== RECORDED INFORMATION
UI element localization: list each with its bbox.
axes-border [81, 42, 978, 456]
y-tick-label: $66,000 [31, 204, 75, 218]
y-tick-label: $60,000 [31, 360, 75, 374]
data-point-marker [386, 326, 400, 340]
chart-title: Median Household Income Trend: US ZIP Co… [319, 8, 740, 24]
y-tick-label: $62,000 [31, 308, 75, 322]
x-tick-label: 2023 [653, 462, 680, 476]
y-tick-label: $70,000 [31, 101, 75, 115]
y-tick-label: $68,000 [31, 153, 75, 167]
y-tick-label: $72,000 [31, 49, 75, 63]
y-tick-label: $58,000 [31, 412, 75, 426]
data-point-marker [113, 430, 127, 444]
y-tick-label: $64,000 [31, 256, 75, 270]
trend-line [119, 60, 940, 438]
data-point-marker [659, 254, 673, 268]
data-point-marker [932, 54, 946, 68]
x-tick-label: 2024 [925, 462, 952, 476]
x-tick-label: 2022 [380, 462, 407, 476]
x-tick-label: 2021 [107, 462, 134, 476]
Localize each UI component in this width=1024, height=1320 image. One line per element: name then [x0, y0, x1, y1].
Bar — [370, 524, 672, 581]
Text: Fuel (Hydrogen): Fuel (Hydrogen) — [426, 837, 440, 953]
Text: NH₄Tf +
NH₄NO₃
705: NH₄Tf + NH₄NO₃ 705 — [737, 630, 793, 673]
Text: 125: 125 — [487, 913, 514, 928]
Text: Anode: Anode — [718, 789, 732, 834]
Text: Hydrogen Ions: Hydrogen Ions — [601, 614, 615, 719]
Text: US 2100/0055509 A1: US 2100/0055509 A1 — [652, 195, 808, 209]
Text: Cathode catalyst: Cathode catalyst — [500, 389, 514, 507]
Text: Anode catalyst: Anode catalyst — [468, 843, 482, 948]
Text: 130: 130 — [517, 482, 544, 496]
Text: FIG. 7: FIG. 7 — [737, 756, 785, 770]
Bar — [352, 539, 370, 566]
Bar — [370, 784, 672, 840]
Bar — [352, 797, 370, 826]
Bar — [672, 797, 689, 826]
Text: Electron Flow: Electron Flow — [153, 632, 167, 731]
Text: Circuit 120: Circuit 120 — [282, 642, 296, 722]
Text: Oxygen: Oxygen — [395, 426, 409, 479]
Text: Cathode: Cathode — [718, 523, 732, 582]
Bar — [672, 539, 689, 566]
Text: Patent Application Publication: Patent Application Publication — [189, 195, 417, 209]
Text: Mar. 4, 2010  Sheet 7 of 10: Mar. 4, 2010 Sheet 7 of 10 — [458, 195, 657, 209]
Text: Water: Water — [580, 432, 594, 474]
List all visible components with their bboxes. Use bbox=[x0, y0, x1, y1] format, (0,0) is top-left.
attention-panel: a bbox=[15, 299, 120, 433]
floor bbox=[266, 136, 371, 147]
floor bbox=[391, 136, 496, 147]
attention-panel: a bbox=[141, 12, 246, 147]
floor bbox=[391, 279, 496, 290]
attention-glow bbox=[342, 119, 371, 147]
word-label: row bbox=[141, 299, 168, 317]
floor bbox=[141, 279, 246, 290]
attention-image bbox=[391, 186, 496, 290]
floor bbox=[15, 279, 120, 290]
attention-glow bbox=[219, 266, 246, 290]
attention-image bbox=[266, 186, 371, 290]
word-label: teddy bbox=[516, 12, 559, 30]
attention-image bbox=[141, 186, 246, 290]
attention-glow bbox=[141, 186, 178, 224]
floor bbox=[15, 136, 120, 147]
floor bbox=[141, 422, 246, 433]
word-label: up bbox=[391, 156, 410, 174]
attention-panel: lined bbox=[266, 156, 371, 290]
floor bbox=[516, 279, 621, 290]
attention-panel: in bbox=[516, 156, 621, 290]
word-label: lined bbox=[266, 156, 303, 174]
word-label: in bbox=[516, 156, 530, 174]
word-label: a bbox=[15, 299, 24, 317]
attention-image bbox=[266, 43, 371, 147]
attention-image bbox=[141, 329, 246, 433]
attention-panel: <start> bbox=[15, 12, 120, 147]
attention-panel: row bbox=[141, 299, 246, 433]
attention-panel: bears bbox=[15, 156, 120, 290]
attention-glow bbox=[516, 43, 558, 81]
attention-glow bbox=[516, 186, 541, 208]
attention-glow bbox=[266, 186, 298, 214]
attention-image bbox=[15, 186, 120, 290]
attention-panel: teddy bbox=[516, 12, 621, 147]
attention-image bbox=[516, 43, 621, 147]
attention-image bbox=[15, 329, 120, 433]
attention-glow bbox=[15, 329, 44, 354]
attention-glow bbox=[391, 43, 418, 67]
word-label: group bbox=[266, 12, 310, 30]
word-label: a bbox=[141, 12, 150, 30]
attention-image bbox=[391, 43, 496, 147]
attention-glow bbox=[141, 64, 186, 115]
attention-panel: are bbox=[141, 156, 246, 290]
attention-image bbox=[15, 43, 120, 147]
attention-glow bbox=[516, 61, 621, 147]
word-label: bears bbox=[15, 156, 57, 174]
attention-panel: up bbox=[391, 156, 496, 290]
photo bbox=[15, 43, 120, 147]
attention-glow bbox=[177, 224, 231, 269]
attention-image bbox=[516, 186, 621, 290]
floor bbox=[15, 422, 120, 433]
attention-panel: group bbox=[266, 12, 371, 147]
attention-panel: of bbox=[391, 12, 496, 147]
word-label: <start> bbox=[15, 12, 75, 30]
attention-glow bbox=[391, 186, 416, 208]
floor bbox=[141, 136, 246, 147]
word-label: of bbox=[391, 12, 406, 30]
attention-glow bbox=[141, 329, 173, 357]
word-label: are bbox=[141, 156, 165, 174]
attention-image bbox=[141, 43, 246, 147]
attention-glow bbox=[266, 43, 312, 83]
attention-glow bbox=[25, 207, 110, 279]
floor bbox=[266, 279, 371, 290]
====
■ **THE REQUEST**
Can you express every line of the material above as a Markdown table with a "No." column numbering each row and an "Entry" column holding the line, leaving out blank lines?

■ **FULL SOLUTION**
| No. | Entry |
|---|---|
| 1 | UI element localization: list each with its bbox. |
| 2 | axes-border [81, 42, 978, 456] |
| 3 | y-tick-label: $66,000 [31, 204, 75, 218] |
| 4 | y-tick-label: $60,000 [31, 360, 75, 374] |
| 5 | data-point-marker [386, 326, 400, 340] |
| 6 | chart-title: Median Household Income Trend: US ZIP Co… [319, 8, 740, 24] |
| 7 | y-tick-label: $62,000 [31, 308, 75, 322] |
| 8 | x-tick-label: 2023 [653, 462, 680, 476] |
| 9 | y-tick-label: $70,000 [31, 101, 75, 115] |
| 10 | y-tick-label: $68,000 [31, 153, 75, 167] |
| 11 | y-tick-label: $72,000 [31, 49, 75, 63] |
| 12 | y-tick-label: $58,000 [31, 412, 75, 426] |
| 13 | data-point-marker [113, 430, 127, 444] |
| 14 | y-tick-label: $64,000 [31, 256, 75, 270] |
| 15 | trend-line [119, 60, 940, 438] |
| 16 | data-point-marker [659, 254, 673, 268] |
| 17 | data-point-marker [932, 54, 946, 68] |
| 18 | x-tick-label: 2024 [925, 462, 952, 476] |
| 19 | x-tick-label: 2022 [380, 462, 407, 476] |
| 20 | x-tick-label: 2021 [107, 462, 134, 476] |
| 21 | Localize each UI component in this width=1024, height=1320 image. One line per element: name then [x0, y0, x1, y1]. |
| 22 | Bar — [370, 524, 672, 581] |
| 23 | Text: Fuel (Hydrogen): Fuel (Hydrogen) — [426, 837, 440, 953] |
| 24 | Text: NH₄Tf + |
| 25 | NH₄NO₃ |
| 26 | 705: NH₄Tf + NH₄NO₃ 705 — [737, 630, 793, 673] |
| 27 | Text: 125: 125 — [487, 913, 514, 928] |
| 28 | Text: Anode: Anode — [718, 789, 732, 834] |
| 29 | Text: Hydrogen Ions: Hydrogen Ions — [601, 614, 615, 719] |
| 30 | Text: US 2100/0055509 A1: US 2100/0055509 A1 — [652, 195, 808, 209] |
| 31 | Text: Cathode catalyst: Cathode catalyst — [500, 389, 514, 507] |
| 32 | Text: Anode catalyst: Anode catalyst — [468, 843, 482, 948] |
| 33 | Text: 130: 130 — [517, 482, 544, 496] |
| 34 | Text: FIG. 7: FIG. 7 — [737, 756, 785, 770] |
| 35 | Bar — [352, 539, 370, 566] |
| 36 | Bar — [370, 784, 672, 840] |
| 37 | Bar — [352, 797, 370, 826] |
| 38 | Bar — [672, 797, 689, 826] |
| 39 | Text: Electron Flow: Electron Flow — [153, 632, 167, 731] |
| 40 | Text: Circuit 120: Circuit 120 — [282, 642, 296, 722] |
| 41 | Text: Oxygen: Oxygen — [395, 426, 409, 479] |
| 42 | Text: Cathode: Cathode — [718, 523, 732, 582] |
| 43 | Bar — [672, 539, 689, 566] |
| 44 | Text: Patent Application Publication: Patent Application Publication — [189, 195, 417, 209] |
| 45 | Text: Mar. 4, 2010  Sheet 7 of 10: Mar. 4, 2010 Sheet 7 of 10 — [458, 195, 657, 209] |
| 46 | Text: Water: Water — [580, 432, 594, 474] |
| 47 | List all visible components with their bboxes. Use bbox=[x0, y0, x1, y1] format, (0,0) is top-left. |
| 48 | attention-panel: a bbox=[15, 299, 120, 433] |
| 49 | floor bbox=[266, 136, 371, 147] |
| 50 | floor bbox=[391, 136, 496, 147] |
| 51 | attention-panel: a bbox=[141, 12, 246, 147] |
| 52 | floor bbox=[391, 279, 496, 290] |
| 53 | attention-glow bbox=[342, 119, 371, 147] |
| 54 | word-label: row bbox=[141, 299, 168, 317] |
| 55 | floor bbox=[141, 279, 246, 290] |
| 56 | attention-image bbox=[391, 186, 496, 290] |
| 57 | floor bbox=[15, 279, 120, 290] |
| 58 | attention-glow bbox=[219, 266, 246, 290] |
| 59 | attention-image bbox=[266, 186, 371, 290] |
| 60 | word-label: teddy bbox=[516, 12, 559, 30] |
| 61 | attention-image bbox=[141, 186, 246, 290] |
| 62 | attention-glow bbox=[141, 186, 178, 224] |
| 63 | floor bbox=[15, 136, 120, 147] |
| 64 | floor bbox=[141, 422, 246, 433] |
| 65 | word-label: up bbox=[391, 156, 410, 174] |
| 66 | attention-panel: lined bbox=[266, 156, 371, 290] |
| 67 | floor bbox=[516, 279, 621, 290] |
| 68 | attention-panel: in bbox=[516, 156, 621, 290] |
| 69 | word-label: lined bbox=[266, 156, 303, 174] |
| 70 | word-label: in bbox=[516, 156, 530, 174] |
| 71 | word-label: a bbox=[15, 299, 24, 317] |
| 72 | attention-image bbox=[266, 43, 371, 147] |
| 73 | attention-image bbox=[141, 329, 246, 433] |
| 74 | attention-panel: <start> bbox=[15, 12, 120, 147] |
| 75 | attention-panel: row bbox=[141, 299, 246, 433] |
| 76 | attention-panel: bears bbox=[15, 156, 120, 290] |
| 77 | attention-glow bbox=[516, 43, 558, 81] |
| 78 | attention-glow bbox=[516, 186, 541, 208] |
| 79 | attention-glow bbox=[266, 186, 298, 214] |
| 80 | attention-image bbox=[15, 186, 120, 290] |
| 81 | attention-panel: teddy bbox=[516, 12, 621, 147] |
| 82 | attention-image bbox=[516, 43, 621, 147] |
| 83 | attention-image bbox=[15, 329, 120, 433] |
| 84 | attention-glow bbox=[15, 329, 44, 354] |
| 85 | attention-glow bbox=[391, 43, 418, 67] |
| 86 | word-label: group bbox=[266, 12, 310, 30] |
| 87 | word-label: a bbox=[141, 12, 150, 30] |
| 88 | attention-image bbox=[391, 43, 496, 147] |
| 89 | attention-glow bbox=[141, 64, 186, 115] |
| 90 | attention-panel: are bbox=[141, 156, 246, 290] |
| 91 | attention-image bbox=[15, 43, 120, 147] |
| 92 | attention-glow bbox=[516, 61, 621, 147] |
| 93 | word-label: bears bbox=[15, 156, 57, 174] |
| 94 | attention-panel: up bbox=[391, 156, 496, 290] |
| 95 | photo bbox=[15, 43, 120, 147] |
| 96 | attention-glow bbox=[177, 224, 231, 269] |
| 97 | attention-image bbox=[516, 186, 621, 290] |
| 98 | floor bbox=[15, 422, 120, 433] |
| 99 | attention-panel: group bbox=[266, 12, 371, 147] |
| 100 | attention-panel: of bbox=[391, 12, 496, 147] |
| 101 | word-label: <start> bbox=[15, 12, 75, 30] |
| 102 | attention-glow bbox=[391, 186, 416, 208] |
| 103 | floor bbox=[141, 136, 246, 147] |
| 104 | word-label: of bbox=[391, 12, 406, 30] |
| 105 | attention-glow bbox=[141, 329, 173, 357] |
| 106 | word-label: are bbox=[141, 156, 165, 174] |
| 107 | attention-image bbox=[141, 43, 246, 147] |
| 108 | attention-glow bbox=[266, 43, 312, 83] |
| 109 | attention-glow bbox=[25, 207, 110, 279] |
| 110 | floor bbox=[266, 279, 371, 290] |